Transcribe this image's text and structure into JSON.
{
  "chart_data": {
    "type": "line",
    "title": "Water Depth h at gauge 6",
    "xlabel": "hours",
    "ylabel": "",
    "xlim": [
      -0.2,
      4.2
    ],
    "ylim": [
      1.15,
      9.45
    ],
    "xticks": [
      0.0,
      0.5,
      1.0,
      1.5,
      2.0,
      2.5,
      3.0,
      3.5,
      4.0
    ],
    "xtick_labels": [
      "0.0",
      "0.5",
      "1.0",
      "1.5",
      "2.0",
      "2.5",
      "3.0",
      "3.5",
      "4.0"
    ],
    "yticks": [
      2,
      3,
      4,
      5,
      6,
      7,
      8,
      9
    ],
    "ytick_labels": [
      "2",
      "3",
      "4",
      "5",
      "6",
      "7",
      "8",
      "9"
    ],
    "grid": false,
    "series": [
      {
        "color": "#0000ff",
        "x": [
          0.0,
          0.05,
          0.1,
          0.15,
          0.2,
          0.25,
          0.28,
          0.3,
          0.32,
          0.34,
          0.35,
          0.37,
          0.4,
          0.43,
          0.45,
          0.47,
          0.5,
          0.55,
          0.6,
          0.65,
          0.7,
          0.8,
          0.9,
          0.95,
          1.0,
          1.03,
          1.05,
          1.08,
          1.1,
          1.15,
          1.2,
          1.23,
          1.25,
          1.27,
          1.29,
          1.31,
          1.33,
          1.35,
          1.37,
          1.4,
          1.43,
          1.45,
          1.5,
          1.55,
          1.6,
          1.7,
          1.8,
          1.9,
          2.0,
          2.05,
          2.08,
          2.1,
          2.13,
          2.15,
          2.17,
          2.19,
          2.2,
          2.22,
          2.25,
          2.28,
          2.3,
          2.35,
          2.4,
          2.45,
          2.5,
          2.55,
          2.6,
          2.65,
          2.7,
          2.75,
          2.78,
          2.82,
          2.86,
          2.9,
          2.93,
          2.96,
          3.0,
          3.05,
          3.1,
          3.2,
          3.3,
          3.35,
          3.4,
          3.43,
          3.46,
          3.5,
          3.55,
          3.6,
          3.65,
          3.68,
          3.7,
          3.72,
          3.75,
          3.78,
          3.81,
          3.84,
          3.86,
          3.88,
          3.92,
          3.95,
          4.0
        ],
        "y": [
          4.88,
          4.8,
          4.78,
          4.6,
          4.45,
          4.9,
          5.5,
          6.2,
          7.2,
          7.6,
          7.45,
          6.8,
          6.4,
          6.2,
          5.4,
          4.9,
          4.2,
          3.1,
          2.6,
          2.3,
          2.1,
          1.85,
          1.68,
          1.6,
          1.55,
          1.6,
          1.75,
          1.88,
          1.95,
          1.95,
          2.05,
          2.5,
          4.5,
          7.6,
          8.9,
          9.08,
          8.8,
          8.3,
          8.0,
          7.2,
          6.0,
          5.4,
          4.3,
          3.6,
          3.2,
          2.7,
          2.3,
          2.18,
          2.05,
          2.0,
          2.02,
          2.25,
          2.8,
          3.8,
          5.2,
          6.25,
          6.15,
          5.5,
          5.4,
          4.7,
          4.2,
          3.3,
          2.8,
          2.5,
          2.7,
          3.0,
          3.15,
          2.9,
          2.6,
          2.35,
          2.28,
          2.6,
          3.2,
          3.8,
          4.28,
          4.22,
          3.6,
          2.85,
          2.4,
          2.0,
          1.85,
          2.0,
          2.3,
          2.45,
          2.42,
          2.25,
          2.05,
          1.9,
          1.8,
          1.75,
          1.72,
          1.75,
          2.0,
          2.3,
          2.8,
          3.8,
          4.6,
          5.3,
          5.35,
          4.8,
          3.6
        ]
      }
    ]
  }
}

» **Goal**
Transcribe the whole listing with nothing added or left out.

» **Written answer**
Transcribe this image's text and structure into JSON.
{
  "chart_data": {
    "type": "line",
    "title": "Water Depth h at gauge 6",
    "xlabel": "hours",
    "ylabel": "",
    "xlim": [
      -0.2,
      4.2
    ],
    "ylim": [
      1.15,
      9.45
    ],
    "xticks": [
      0.0,
      0.5,
      1.0,
      1.5,
      2.0,
      2.5,
      3.0,
      3.5,
      4.0
    ],
    "xtick_labels": [
      "0.0",
      "0.5",
      "1.0",
      "1.5",
      "2.0",
      "2.5",
      "3.0",
      "3.5",
      "4.0"
    ],
    "yticks": [
      2,
      3,
      4,
      5,
      6,
      7,
      8,
      9
    ],
    "ytick_labels": [
      "2",
      "3",
      "4",
      "5",
      "6",
      "7",
      "8",
      "9"
    ],
    "grid": false,
    "series": [
      {
        "color": "#0000ff",
        "x": [
          0.0,
          0.05,
          0.1,
          0.15,
          0.2,
          0.25,
          0.28,
          0.3,
          0.32,
          0.34,
          0.35,
          0.37,
          0.4,
          0.43,
          0.45,
          0.47,
          0.5,
          0.55,
          0.6,
          0.65,
          0.7,
          0.8,
          0.9,
          0.95,
          1.0,
          1.03,
          1.05,
          1.08,
          1.1,
          1.15,
          1.2,
          1.23,
          1.25,
          1.27,
          1.29,
          1.31,
          1.33,
          1.35,
          1.37,
          1.4,
          1.43,
          1.45,
          1.5,
          1.55,
          1.6,
          1.7,
          1.8,
          1.9,
          2.0,
          2.05,
          2.08,
          2.1,
          2.13,
          2.15,
          2.17,
          2.19,
          2.2,
          2.22,
          2.25,
          2.28,
          2.3,
          2.35,
          2.4,
          2.45,
          2.5,
          2.55,
          2.6,
          2.65,
          2.7,
          2.75,
          2.78,
          2.82,
          2.86,
          2.9,
          2.93,
          2.96,
          3.0,
          3.05,
          3.1,
          3.2,
          3.3,
          3.35,
          3.4,
          3.43,
          3.46,
          3.5,
          3.55,
          3.6,
          3.65,
          3.68,
          3.7,
          3.72,
          3.75,
          3.78,
          3.81,
          3.84,
          3.86,
          3.88,
          3.92,
          3.95,
          4.0
        ],
        "y": [
          4.88,
          4.8,
          4.78,
          4.6,
          4.45,
          4.9,
          5.5,
          6.2,
          7.2,
          7.6,
          7.45,
          6.8,
          6.4,
          6.2,
          5.4,
          4.9,
          4.2,
          3.1,
          2.6,
          2.3,
          2.1,
          1.85,
          1.68,
          1.6,
          1.55,
          1.6,
          1.75,
          1.88,
          1.95,
          1.95,
          2.05,
          2.5,
          4.5,
          7.6,
          8.9,
          9.08,
          8.8,
          8.3,
          8.0,
          7.2,
          6.0,
          5.4,
          4.3,
          3.6,
          3.2,
          2.7,
          2.3,
          2.18,
          2.05,
          2.0,
          2.02,
          2.25,
          2.8,
          3.8,
          5.2,
          6.25,
          6.15,
          5.5,
          5.4,
          4.7,
          4.2,
          3.3,
          2.8,
          2.5,
          2.7,
          3.0,
          3.15,
          2.9,
          2.6,
          2.35,
          2.28,
          2.6,
          3.2,
          3.8,
          4.28,
          4.22,
          3.6,
          2.85,
          2.4,
          2.0,
          1.85,
          2.0,
          2.3,
          2.45,
          2.42,
          2.25,
          2.05,
          1.9,
          1.8,
          1.75,
          1.72,
          1.75,
          2.0,
          2.3,
          2.8,
          3.8,
          4.6,
          5.3,
          5.35,
          4.8,
          3.6
        ]
      }
    ]
  }
}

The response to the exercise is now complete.